:: WORK INSTRUCTIONS ::
Determine which lines of the records include the word "episodes", and copy them.

<<<<

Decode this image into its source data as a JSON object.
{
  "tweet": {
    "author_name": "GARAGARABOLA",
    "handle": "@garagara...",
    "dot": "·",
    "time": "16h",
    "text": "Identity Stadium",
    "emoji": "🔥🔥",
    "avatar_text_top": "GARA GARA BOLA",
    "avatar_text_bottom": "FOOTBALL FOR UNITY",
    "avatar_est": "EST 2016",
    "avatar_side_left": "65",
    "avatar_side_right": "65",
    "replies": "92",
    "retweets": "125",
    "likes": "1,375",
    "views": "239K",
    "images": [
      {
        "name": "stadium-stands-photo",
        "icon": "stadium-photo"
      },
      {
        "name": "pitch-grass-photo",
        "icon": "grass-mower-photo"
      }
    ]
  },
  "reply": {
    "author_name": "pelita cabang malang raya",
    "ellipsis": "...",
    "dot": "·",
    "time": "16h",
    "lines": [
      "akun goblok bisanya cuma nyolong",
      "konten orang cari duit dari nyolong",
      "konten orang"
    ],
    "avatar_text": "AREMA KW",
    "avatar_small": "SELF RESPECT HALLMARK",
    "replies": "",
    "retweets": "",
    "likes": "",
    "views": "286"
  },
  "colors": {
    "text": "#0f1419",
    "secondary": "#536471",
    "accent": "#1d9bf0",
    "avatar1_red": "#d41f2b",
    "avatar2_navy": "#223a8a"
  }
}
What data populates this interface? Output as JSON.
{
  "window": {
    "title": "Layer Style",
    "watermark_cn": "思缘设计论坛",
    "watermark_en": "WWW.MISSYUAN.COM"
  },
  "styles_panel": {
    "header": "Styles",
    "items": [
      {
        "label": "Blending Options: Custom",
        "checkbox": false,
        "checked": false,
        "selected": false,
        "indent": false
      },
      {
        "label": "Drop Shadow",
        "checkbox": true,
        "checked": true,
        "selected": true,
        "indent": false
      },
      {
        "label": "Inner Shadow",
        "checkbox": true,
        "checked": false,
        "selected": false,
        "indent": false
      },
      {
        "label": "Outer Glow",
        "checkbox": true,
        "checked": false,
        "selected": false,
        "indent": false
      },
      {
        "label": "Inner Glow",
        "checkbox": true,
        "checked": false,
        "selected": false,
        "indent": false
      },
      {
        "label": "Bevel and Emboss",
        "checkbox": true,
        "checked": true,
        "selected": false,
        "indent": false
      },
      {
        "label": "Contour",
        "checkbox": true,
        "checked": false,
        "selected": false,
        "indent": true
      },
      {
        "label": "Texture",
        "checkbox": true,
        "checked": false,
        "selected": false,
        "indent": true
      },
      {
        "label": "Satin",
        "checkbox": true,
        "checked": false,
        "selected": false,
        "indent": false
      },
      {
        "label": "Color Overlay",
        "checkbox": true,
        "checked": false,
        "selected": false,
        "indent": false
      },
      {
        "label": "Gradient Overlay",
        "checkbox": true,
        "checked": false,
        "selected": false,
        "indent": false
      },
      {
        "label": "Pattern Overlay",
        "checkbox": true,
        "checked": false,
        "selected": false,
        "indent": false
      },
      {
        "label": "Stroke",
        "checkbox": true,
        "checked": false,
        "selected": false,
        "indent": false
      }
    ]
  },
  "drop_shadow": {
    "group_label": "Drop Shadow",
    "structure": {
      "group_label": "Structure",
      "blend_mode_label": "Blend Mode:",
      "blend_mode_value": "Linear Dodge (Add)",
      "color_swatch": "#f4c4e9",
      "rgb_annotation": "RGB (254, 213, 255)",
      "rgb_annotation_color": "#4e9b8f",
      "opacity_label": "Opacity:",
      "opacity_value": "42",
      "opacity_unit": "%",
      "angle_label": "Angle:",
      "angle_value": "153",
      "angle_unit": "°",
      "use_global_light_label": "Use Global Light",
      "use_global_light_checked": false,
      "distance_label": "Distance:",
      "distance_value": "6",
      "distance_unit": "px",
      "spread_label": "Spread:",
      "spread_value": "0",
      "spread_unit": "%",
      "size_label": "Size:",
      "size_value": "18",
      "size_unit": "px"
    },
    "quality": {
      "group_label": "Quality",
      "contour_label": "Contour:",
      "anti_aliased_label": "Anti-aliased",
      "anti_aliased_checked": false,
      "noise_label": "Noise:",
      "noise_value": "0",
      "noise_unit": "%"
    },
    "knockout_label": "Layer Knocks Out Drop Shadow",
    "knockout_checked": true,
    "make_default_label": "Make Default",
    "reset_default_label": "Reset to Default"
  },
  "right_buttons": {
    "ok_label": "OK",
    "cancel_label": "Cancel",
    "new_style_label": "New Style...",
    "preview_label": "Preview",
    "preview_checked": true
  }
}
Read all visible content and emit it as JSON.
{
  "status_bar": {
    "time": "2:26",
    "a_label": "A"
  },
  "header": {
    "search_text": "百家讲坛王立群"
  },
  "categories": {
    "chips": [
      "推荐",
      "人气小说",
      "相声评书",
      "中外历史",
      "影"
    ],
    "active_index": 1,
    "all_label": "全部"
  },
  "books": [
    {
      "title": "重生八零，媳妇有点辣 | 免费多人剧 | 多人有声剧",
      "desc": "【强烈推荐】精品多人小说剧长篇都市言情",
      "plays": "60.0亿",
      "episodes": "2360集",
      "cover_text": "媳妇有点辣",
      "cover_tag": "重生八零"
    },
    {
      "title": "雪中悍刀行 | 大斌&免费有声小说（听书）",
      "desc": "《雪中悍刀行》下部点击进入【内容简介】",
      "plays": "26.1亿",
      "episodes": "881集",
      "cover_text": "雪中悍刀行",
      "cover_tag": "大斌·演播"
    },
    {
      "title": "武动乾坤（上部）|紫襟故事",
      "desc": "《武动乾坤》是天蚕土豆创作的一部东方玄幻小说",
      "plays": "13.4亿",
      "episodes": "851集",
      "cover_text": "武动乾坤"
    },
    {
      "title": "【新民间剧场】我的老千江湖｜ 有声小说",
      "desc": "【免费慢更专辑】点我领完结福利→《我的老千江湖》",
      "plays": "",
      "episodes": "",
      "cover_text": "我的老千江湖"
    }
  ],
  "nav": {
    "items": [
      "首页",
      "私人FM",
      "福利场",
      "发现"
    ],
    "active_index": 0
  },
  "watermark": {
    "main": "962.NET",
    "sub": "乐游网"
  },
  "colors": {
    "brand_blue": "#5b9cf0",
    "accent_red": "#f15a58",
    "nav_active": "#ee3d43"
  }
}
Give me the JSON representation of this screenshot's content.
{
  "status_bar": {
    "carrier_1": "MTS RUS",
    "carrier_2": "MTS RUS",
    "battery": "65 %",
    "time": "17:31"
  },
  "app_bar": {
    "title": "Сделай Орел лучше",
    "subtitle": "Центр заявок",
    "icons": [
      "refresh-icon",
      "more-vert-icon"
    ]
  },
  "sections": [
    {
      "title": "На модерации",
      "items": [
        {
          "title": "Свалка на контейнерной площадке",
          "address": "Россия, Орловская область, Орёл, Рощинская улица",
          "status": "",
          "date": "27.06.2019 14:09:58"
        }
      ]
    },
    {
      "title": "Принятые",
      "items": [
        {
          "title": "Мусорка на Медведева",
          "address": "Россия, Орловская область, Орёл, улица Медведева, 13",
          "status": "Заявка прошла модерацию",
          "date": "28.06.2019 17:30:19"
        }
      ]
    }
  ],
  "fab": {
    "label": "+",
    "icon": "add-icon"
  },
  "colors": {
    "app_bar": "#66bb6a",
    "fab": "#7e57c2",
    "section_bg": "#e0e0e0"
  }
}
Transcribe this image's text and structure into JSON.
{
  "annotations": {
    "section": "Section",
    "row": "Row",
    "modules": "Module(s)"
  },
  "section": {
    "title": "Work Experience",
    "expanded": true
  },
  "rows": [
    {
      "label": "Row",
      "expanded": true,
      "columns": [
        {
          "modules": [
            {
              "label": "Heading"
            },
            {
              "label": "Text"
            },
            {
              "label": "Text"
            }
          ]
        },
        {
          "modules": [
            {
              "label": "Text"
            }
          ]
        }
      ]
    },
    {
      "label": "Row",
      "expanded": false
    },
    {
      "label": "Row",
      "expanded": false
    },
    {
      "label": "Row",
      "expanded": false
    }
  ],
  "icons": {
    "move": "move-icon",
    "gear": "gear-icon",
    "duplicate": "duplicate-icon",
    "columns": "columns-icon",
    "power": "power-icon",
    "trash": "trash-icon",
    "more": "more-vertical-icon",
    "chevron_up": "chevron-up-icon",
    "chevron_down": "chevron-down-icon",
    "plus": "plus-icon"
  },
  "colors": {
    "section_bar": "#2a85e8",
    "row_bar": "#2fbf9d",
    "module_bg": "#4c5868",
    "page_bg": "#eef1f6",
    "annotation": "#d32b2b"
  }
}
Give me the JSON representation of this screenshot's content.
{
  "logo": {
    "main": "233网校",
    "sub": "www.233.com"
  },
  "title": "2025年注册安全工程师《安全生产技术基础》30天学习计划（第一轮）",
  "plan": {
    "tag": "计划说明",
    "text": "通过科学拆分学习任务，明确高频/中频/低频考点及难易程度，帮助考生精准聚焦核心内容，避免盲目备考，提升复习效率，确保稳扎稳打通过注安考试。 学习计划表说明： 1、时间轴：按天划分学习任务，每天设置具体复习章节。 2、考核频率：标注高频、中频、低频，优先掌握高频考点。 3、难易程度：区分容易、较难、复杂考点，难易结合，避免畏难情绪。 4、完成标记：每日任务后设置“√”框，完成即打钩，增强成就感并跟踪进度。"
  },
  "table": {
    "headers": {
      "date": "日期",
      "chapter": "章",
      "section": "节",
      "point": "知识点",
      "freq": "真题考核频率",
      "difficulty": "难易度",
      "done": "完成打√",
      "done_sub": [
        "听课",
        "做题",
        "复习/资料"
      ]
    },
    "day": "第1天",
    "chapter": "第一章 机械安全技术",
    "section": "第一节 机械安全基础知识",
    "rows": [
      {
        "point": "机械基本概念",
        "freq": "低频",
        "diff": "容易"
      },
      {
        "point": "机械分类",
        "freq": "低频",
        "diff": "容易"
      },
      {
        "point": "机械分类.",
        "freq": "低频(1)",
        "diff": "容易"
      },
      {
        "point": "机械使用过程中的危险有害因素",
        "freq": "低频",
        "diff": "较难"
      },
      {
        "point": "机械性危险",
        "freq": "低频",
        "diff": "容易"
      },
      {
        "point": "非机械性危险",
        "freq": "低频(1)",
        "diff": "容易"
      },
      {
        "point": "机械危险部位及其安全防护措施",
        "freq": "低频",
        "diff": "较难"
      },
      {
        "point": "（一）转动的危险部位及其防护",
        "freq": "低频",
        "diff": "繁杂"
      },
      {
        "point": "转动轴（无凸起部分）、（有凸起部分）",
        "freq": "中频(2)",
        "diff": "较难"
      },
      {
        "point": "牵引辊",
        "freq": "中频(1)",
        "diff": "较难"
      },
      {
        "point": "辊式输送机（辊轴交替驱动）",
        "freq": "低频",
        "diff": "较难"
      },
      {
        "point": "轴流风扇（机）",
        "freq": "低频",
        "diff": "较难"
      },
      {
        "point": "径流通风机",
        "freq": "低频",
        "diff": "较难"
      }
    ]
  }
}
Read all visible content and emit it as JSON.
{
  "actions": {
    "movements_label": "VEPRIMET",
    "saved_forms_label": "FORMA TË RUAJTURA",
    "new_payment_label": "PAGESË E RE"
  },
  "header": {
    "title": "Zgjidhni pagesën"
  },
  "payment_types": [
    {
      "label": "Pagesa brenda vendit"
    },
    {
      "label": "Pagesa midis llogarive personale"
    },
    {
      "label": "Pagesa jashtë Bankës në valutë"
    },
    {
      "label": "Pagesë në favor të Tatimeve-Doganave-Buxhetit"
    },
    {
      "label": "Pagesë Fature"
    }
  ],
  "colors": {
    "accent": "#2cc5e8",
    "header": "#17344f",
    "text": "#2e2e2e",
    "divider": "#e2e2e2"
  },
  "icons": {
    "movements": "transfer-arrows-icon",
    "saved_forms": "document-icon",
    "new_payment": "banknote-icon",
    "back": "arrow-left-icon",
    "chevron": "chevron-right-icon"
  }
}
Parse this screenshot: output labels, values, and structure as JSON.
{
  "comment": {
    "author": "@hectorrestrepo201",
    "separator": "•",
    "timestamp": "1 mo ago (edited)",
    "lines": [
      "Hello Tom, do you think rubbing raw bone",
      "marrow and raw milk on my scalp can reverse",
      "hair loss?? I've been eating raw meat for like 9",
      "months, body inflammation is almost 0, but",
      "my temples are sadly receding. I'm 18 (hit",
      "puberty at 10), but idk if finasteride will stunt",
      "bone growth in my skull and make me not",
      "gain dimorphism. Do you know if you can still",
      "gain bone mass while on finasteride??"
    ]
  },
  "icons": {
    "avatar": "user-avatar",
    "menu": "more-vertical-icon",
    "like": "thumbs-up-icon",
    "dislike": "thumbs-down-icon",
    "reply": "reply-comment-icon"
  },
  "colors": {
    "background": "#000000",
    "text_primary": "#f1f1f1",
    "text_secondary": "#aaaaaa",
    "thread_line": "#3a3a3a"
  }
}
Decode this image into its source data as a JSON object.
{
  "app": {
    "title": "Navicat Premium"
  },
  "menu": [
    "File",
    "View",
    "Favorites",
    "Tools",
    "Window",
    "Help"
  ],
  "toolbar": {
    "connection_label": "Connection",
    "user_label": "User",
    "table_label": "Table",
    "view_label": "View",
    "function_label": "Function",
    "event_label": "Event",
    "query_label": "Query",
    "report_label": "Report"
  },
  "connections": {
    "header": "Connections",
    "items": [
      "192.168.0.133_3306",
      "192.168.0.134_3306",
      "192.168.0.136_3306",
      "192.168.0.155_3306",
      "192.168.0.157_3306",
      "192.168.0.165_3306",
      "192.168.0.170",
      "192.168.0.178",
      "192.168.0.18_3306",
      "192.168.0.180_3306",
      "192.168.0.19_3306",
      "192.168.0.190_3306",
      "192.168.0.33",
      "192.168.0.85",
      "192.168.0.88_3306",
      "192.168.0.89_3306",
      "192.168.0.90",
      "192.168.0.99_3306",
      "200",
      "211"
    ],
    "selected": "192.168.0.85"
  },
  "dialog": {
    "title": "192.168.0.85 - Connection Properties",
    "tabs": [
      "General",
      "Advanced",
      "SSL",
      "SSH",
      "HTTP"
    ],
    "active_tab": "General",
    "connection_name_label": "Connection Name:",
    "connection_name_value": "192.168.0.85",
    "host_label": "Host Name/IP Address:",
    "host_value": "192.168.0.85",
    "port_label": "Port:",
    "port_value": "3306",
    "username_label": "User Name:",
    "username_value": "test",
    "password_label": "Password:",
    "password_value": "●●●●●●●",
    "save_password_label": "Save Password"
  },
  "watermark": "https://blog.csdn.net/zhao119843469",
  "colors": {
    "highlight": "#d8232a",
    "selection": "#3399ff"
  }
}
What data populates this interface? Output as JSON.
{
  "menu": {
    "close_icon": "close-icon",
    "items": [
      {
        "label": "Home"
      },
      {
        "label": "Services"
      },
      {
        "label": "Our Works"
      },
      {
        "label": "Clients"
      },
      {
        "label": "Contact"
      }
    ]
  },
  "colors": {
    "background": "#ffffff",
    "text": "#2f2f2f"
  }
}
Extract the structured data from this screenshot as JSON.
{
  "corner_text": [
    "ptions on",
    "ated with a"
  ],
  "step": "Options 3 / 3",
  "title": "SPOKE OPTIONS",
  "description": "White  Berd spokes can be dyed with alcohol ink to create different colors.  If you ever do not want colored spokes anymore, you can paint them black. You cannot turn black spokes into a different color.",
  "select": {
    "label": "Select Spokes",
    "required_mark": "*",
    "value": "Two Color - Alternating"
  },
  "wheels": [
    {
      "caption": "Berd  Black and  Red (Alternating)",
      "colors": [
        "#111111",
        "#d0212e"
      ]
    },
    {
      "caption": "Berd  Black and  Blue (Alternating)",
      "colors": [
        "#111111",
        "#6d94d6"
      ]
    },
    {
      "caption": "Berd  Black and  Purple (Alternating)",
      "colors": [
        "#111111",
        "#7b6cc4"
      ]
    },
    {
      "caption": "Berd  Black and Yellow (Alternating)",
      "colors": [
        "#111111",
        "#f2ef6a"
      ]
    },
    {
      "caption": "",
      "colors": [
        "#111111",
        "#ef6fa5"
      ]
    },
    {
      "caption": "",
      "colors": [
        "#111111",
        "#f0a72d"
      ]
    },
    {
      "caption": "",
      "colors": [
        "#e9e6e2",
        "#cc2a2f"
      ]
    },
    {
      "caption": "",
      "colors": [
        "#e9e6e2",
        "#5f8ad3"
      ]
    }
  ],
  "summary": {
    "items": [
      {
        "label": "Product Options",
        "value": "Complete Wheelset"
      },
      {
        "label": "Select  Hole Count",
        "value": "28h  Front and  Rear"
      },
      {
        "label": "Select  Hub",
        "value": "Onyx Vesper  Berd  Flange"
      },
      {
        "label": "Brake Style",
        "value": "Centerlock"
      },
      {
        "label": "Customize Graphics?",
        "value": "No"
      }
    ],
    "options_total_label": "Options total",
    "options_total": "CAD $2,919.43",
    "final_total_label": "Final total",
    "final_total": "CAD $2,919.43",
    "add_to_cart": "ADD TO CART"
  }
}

>>>>

:: FINAL ANSWER ::
      "episodes": "2360集",
      "episodes": "881集",
      "episodes": "851集",
      "episodes": "",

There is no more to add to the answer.